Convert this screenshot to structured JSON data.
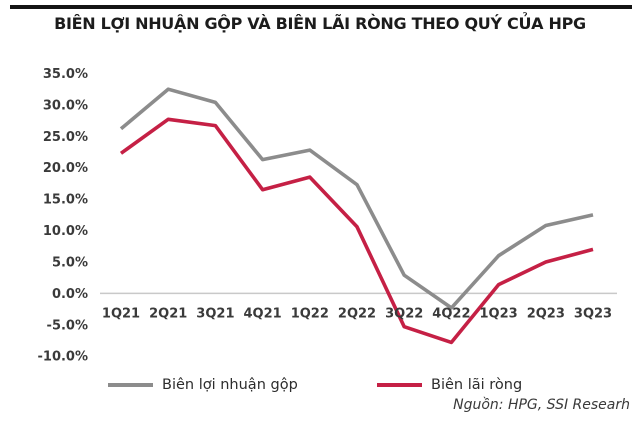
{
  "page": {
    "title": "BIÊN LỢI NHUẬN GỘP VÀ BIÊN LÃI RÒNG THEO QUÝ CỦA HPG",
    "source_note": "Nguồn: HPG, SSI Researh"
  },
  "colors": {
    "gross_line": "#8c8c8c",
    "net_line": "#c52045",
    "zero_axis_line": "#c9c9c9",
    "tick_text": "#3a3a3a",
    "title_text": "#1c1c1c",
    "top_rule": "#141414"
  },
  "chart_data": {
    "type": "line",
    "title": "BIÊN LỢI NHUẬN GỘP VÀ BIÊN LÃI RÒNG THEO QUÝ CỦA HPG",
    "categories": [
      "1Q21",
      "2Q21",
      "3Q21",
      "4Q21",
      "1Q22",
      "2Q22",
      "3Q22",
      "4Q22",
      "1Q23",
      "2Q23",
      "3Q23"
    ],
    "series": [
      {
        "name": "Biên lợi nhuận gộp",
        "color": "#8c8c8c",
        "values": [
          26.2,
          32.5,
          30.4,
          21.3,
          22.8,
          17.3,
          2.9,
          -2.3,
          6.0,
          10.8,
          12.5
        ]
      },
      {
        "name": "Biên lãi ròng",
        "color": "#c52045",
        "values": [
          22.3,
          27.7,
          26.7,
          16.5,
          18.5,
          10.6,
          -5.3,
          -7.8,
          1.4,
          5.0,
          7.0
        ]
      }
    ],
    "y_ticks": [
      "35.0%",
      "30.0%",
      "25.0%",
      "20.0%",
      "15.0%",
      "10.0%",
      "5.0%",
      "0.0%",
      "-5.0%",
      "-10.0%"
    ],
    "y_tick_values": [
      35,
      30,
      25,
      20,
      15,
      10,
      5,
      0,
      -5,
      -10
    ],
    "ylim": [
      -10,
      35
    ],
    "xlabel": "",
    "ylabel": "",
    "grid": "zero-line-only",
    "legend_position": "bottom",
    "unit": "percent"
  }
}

====

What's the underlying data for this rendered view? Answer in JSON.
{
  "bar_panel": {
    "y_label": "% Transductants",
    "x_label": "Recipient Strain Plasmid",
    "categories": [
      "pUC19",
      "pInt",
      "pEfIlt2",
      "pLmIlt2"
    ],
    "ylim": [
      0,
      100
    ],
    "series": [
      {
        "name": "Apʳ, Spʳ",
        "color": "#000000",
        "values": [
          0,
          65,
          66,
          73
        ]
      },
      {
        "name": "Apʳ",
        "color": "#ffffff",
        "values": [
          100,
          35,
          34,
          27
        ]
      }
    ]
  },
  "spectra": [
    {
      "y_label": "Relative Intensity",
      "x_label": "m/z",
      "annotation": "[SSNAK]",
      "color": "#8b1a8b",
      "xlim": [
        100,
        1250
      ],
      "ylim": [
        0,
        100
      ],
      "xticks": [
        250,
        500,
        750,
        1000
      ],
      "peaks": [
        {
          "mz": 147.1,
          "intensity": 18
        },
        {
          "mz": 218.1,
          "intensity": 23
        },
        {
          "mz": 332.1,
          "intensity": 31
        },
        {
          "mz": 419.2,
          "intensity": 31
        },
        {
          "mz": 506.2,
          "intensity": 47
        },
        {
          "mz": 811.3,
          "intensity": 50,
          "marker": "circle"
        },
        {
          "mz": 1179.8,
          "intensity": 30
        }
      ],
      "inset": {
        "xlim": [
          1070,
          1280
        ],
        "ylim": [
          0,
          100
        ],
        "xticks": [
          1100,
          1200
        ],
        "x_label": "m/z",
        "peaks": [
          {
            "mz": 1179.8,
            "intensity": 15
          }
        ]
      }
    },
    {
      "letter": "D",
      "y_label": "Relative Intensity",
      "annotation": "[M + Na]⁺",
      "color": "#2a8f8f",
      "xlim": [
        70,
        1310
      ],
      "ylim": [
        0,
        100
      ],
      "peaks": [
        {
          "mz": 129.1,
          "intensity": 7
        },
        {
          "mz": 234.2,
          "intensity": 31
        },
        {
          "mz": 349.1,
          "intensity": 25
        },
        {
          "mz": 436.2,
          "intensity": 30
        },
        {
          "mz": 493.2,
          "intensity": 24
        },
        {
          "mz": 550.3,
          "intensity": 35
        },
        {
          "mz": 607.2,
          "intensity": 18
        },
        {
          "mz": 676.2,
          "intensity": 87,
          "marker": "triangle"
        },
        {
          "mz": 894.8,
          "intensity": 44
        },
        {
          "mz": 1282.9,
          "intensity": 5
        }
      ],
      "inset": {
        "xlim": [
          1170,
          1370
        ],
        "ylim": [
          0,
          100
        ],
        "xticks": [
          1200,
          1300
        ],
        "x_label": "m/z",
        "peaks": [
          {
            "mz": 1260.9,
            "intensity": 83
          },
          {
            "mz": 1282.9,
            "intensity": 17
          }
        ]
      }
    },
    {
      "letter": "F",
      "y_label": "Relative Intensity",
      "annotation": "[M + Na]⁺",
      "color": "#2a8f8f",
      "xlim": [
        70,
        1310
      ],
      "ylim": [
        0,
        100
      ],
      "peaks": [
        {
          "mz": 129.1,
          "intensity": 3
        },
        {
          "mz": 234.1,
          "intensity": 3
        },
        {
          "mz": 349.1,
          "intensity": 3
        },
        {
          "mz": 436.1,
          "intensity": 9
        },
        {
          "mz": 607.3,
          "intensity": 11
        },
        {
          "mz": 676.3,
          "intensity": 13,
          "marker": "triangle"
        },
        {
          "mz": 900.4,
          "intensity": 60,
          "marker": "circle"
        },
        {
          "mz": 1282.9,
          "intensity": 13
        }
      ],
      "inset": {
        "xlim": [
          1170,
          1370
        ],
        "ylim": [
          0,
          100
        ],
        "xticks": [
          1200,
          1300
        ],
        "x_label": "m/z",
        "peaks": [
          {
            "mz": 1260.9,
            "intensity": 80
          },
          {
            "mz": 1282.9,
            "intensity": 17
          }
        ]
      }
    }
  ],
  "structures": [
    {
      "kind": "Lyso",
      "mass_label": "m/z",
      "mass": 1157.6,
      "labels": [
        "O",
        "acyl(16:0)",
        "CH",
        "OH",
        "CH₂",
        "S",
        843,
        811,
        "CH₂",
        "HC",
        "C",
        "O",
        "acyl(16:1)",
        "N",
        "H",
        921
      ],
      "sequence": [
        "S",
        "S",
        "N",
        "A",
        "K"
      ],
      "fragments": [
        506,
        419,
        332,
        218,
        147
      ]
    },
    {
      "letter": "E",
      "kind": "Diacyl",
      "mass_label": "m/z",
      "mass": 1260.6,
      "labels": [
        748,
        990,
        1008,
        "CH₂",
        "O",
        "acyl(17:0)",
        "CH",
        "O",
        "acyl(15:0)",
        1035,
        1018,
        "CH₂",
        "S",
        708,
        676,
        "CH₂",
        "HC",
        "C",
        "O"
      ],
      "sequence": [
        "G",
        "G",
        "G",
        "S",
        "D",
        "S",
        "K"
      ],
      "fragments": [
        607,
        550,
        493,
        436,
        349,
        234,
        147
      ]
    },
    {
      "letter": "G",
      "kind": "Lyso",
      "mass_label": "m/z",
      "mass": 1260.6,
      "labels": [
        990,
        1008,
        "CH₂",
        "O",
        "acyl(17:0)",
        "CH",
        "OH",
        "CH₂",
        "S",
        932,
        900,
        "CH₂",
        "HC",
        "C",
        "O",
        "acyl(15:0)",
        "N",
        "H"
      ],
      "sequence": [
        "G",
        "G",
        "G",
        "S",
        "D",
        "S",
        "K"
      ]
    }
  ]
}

====

- **Set exercise**
Take every line above carrying "name" and return it.

- **Response**
        "name": "Biên lợi nhuận gộp",
        "name": "Biên lãi ròng",
        "name": "Apʳ, Spʳ",
        "name": "Apʳ",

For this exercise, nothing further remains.